Short exercise:
From the listing below, extract every line containing "right".

Stored dataset items:
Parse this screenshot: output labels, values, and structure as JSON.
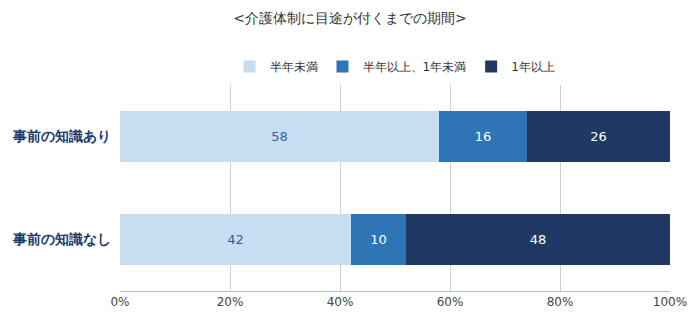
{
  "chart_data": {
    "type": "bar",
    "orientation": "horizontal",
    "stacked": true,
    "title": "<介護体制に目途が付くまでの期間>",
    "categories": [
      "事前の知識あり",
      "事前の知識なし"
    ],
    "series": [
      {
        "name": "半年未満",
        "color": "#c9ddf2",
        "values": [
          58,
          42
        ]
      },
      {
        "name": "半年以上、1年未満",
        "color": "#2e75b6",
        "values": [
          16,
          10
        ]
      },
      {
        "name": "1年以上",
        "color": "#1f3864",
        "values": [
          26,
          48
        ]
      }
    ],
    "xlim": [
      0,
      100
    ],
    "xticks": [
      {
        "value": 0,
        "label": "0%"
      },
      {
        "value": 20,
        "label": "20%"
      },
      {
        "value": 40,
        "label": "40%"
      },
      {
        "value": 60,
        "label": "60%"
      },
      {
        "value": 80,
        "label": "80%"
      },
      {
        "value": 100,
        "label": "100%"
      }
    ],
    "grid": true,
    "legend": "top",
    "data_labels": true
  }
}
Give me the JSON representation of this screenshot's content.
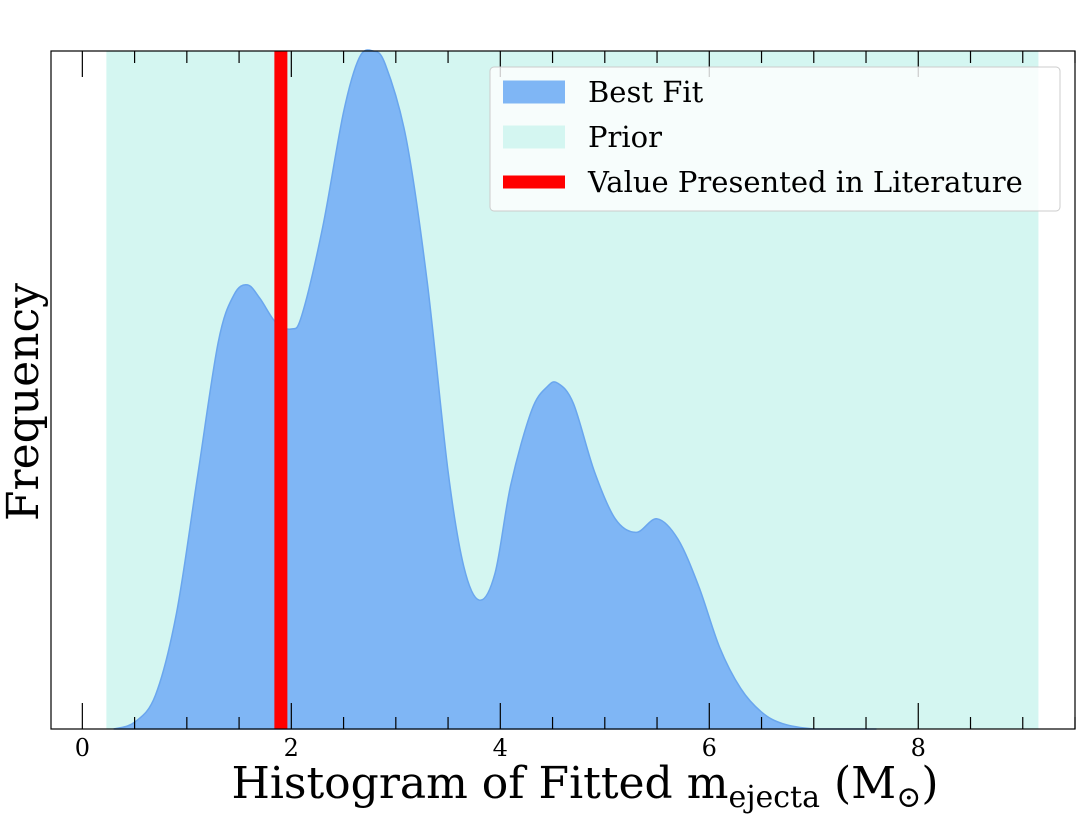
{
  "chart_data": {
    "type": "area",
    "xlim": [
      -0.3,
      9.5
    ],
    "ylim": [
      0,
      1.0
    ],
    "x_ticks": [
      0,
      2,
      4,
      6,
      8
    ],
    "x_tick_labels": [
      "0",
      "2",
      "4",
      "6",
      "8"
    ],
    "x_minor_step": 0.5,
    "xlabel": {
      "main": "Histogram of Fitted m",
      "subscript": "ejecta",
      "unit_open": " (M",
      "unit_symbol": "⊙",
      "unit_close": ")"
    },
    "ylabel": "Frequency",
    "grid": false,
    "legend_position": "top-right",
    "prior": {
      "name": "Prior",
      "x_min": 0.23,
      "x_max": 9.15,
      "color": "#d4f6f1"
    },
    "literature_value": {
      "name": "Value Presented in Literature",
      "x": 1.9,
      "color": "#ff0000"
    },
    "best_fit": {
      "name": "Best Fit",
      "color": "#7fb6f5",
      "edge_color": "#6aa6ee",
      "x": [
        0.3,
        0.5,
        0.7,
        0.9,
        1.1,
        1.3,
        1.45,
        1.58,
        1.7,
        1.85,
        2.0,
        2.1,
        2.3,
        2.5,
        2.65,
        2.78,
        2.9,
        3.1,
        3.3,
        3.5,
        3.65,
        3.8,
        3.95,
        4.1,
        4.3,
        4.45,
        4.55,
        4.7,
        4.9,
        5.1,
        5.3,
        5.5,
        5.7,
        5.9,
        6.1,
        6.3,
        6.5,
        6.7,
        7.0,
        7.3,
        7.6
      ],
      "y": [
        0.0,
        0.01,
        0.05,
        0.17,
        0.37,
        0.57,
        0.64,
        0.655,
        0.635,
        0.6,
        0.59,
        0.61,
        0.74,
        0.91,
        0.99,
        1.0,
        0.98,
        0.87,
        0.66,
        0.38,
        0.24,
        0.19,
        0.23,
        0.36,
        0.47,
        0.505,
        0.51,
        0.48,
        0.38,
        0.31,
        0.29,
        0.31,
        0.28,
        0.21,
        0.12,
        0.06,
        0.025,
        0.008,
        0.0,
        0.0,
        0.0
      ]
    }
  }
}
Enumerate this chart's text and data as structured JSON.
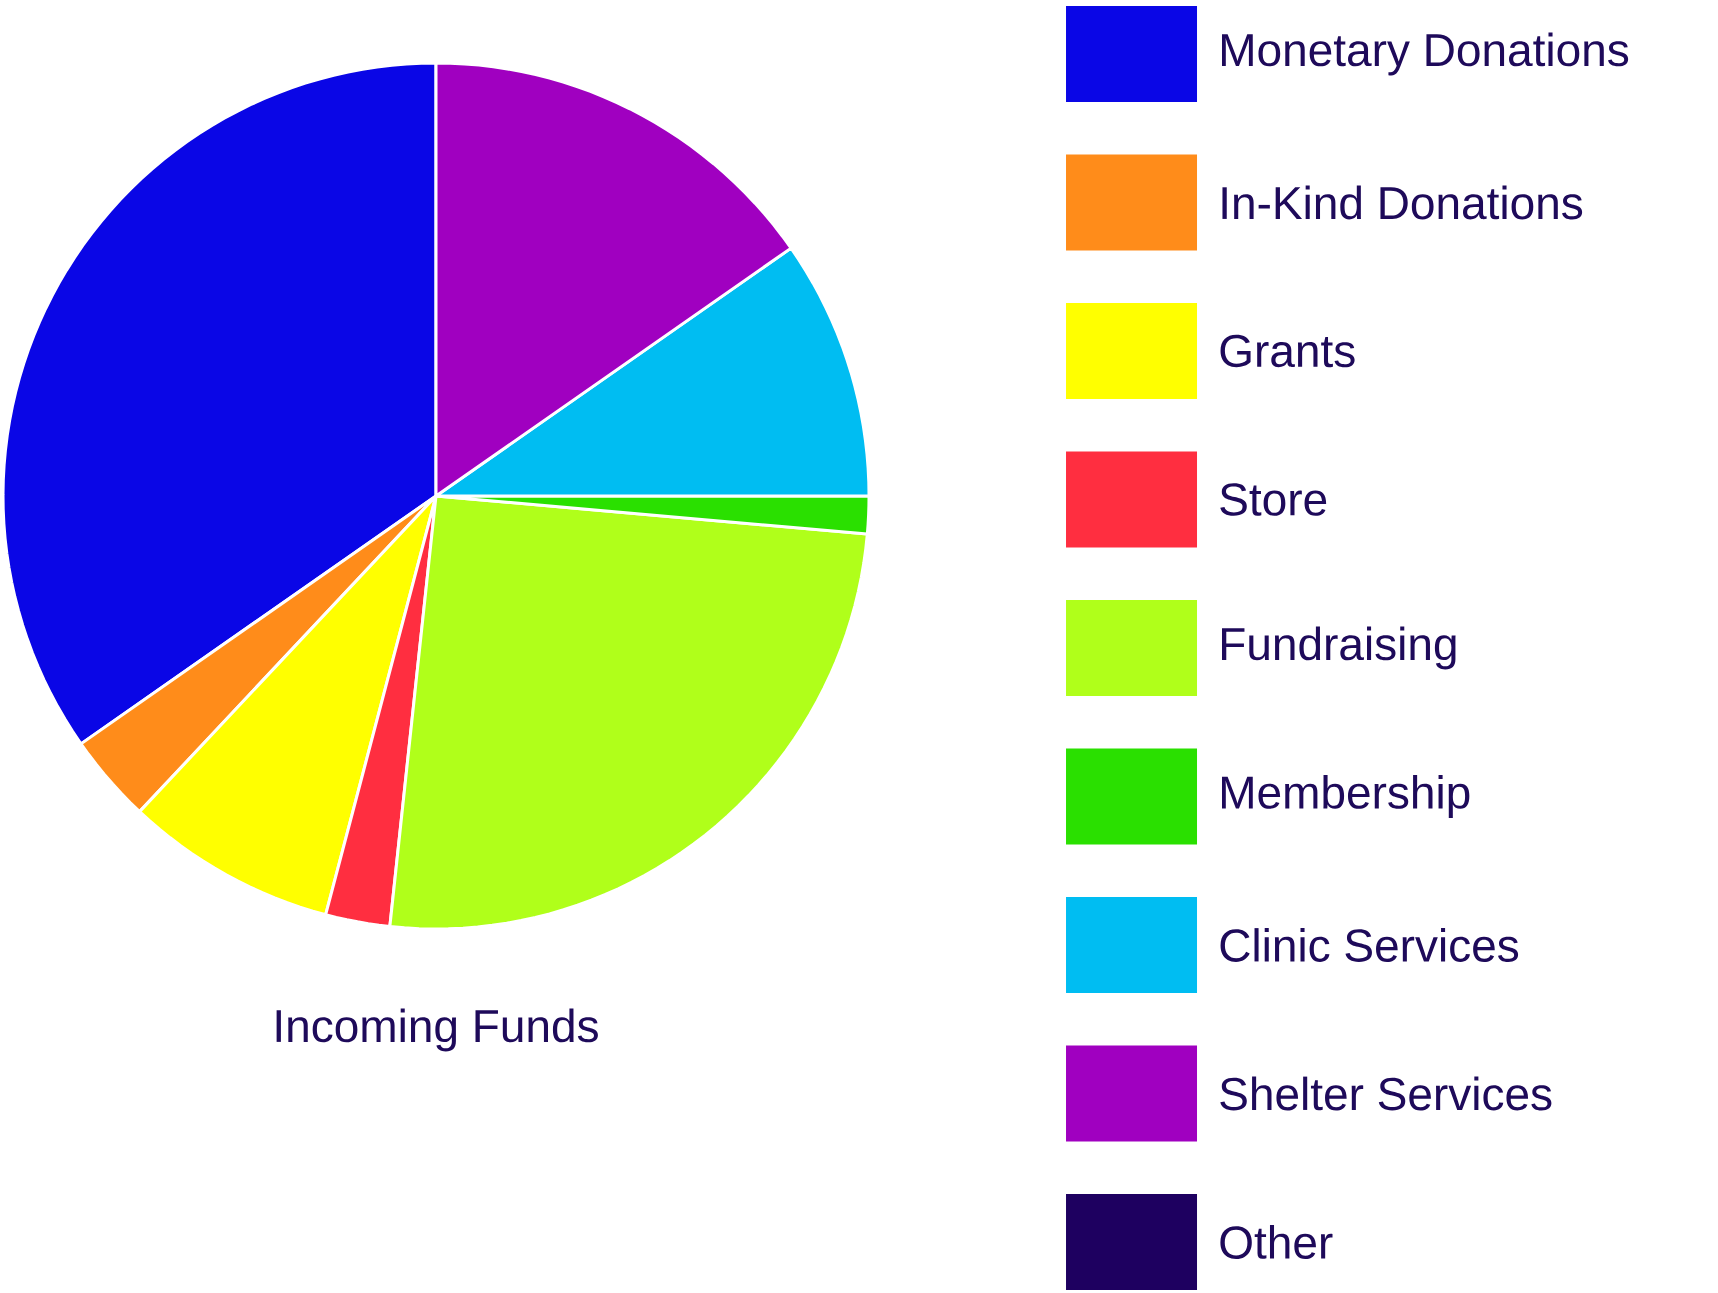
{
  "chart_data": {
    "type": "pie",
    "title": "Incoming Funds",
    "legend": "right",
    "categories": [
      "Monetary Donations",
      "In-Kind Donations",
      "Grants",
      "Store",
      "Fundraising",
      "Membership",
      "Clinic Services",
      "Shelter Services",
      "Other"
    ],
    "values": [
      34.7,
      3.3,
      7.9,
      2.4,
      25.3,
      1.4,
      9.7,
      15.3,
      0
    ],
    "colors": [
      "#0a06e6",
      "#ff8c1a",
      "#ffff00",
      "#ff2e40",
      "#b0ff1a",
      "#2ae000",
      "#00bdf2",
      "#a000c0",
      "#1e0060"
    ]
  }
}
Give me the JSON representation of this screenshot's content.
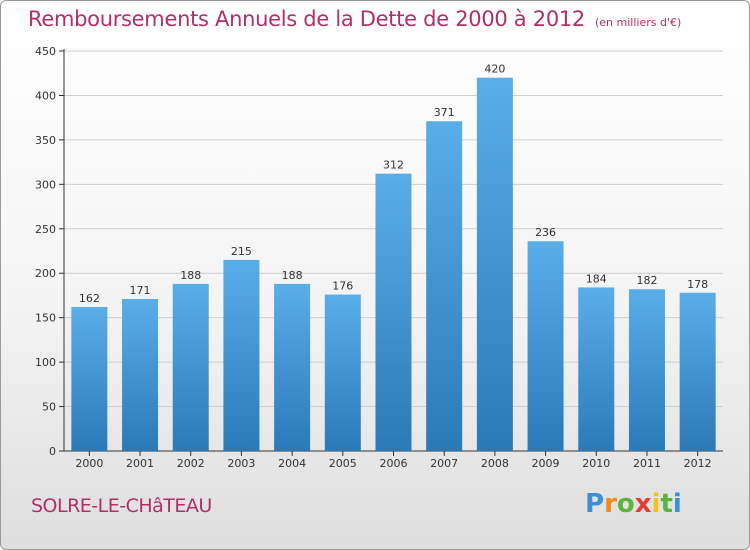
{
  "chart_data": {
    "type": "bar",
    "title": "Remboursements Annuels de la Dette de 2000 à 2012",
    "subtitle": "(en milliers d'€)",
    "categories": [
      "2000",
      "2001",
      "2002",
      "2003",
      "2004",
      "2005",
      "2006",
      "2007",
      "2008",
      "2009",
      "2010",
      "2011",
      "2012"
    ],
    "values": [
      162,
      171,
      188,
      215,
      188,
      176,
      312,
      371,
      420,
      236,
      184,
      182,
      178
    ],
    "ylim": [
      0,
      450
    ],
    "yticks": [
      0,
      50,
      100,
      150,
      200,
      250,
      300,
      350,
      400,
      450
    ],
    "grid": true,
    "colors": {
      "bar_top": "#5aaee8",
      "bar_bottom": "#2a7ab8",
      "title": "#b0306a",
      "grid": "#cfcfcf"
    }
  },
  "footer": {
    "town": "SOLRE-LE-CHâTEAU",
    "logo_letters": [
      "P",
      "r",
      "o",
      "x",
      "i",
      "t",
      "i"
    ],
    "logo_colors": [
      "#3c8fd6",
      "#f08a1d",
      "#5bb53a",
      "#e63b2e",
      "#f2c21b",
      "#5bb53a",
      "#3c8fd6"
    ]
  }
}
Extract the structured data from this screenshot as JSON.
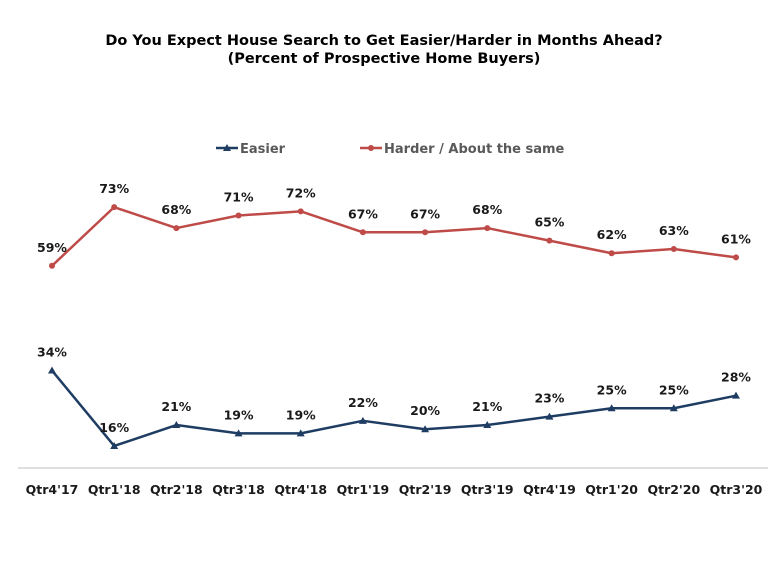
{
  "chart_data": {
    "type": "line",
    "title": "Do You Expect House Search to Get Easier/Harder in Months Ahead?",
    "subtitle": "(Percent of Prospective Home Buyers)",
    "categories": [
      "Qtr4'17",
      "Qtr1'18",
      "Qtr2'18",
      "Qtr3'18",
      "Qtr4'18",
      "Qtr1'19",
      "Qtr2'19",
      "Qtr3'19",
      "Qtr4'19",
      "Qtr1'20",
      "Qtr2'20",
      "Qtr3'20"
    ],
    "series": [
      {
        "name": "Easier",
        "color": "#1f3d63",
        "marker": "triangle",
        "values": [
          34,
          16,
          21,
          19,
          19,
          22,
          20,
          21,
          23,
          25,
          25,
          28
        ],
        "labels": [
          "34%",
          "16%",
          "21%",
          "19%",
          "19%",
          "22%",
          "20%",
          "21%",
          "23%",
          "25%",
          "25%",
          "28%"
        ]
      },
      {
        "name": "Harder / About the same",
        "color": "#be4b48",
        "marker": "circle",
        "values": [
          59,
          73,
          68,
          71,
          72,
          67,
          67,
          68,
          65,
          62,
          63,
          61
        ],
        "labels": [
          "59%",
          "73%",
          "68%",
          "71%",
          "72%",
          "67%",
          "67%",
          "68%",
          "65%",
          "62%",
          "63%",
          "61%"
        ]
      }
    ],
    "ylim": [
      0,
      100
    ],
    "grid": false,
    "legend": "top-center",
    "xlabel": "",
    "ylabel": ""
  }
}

Written solution:
    "legend_position": "top-right",
    "legend": "right",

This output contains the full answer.